» **EXERCISE**: Every line that contains the word "Befragten" should be copied out.

» **Records**:

● ● ● ● ●

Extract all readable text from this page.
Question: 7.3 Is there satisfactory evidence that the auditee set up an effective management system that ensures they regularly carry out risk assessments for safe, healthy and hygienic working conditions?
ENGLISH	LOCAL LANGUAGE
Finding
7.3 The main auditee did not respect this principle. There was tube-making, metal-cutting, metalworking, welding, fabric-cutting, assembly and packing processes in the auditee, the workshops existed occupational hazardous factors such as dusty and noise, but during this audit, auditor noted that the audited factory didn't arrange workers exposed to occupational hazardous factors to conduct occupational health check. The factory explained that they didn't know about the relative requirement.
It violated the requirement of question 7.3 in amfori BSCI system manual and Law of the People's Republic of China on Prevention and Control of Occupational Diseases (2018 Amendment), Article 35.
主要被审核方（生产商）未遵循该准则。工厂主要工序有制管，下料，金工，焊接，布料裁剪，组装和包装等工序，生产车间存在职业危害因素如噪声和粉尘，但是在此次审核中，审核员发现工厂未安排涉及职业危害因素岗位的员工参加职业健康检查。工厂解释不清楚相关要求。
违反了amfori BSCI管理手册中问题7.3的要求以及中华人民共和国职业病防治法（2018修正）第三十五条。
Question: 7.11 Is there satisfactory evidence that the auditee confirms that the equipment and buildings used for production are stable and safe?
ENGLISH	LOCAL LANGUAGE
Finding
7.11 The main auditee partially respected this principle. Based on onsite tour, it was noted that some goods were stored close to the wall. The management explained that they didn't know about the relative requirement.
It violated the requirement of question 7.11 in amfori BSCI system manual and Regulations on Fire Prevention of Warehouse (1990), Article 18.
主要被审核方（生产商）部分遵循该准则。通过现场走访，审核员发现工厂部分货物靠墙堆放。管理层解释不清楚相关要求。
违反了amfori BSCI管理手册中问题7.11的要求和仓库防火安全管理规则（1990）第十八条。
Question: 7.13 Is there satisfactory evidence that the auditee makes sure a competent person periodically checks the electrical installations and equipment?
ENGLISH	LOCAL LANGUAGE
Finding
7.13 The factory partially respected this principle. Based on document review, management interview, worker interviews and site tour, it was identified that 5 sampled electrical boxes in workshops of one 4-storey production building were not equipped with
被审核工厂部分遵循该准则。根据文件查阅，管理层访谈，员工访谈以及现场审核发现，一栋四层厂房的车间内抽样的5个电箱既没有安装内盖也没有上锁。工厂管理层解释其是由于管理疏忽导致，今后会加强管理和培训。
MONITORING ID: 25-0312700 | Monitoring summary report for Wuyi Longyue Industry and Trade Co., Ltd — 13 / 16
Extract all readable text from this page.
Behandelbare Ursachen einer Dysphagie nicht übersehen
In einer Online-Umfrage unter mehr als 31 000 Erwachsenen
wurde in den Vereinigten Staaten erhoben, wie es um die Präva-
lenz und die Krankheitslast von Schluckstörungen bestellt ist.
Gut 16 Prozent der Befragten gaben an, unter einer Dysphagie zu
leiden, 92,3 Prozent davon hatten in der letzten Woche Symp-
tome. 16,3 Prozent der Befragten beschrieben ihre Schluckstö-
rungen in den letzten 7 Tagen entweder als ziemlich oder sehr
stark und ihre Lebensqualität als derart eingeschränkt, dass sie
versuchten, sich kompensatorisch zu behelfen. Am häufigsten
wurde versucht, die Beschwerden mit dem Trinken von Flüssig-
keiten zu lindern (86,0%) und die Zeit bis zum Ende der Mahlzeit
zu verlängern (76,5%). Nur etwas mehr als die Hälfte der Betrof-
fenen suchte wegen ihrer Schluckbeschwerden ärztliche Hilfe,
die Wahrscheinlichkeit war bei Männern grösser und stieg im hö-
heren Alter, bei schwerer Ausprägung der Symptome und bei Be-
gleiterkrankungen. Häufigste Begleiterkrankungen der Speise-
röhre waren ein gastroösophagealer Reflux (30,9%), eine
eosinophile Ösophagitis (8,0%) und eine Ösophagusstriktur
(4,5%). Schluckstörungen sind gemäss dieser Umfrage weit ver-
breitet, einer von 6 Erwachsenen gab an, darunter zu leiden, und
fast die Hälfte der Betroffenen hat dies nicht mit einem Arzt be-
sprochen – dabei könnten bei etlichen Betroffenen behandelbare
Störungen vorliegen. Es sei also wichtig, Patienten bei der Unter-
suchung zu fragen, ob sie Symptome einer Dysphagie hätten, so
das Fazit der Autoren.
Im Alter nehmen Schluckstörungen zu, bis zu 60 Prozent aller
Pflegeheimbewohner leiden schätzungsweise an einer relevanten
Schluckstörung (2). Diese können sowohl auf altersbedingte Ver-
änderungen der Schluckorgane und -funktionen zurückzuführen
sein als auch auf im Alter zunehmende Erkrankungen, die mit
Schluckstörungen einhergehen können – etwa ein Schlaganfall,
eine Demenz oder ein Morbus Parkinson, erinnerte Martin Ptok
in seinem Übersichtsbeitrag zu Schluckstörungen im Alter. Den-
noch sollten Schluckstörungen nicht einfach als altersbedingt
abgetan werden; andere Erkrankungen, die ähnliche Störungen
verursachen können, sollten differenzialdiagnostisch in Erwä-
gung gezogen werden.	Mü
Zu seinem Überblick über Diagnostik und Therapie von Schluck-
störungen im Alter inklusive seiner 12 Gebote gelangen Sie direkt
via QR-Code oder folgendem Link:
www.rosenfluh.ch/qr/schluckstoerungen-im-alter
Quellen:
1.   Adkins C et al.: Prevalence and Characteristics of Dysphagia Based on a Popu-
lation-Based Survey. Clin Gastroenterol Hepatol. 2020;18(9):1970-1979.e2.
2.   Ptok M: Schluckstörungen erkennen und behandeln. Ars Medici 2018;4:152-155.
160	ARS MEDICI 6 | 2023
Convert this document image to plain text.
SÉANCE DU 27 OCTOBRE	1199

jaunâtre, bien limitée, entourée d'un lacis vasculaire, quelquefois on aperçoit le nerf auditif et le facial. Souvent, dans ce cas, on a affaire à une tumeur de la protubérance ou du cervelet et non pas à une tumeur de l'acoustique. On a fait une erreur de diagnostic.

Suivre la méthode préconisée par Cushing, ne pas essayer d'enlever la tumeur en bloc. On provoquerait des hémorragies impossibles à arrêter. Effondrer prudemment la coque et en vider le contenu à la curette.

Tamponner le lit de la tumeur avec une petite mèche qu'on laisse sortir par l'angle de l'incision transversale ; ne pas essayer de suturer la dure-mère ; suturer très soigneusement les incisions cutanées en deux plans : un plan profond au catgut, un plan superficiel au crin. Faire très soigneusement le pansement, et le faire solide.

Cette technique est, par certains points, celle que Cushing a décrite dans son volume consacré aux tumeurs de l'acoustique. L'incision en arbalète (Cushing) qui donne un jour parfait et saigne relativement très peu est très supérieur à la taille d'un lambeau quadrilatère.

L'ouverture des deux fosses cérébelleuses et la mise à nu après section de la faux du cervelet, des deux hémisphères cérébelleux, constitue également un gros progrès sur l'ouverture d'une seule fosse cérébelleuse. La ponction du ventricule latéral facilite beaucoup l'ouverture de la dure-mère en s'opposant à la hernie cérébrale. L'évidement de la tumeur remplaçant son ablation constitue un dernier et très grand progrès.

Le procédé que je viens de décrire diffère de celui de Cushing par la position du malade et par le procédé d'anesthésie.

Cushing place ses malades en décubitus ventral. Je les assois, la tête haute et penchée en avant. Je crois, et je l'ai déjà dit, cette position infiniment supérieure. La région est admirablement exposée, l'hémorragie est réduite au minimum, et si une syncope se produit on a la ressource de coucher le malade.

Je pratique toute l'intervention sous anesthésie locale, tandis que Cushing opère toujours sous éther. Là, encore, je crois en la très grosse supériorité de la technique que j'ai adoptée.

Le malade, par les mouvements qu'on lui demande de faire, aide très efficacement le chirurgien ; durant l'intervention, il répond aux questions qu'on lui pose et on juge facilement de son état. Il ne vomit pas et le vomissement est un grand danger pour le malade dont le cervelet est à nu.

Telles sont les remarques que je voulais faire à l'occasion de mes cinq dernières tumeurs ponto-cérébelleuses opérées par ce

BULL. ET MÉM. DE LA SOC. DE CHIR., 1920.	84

● ● ● ● ●

» **EXERCISE RESULT**:
Gut 16 Prozent der Befragten gaben an, unter einer Dysphagie zu
tome. 16,3 Prozent der Befragten beschrieben ihre Schluckstö-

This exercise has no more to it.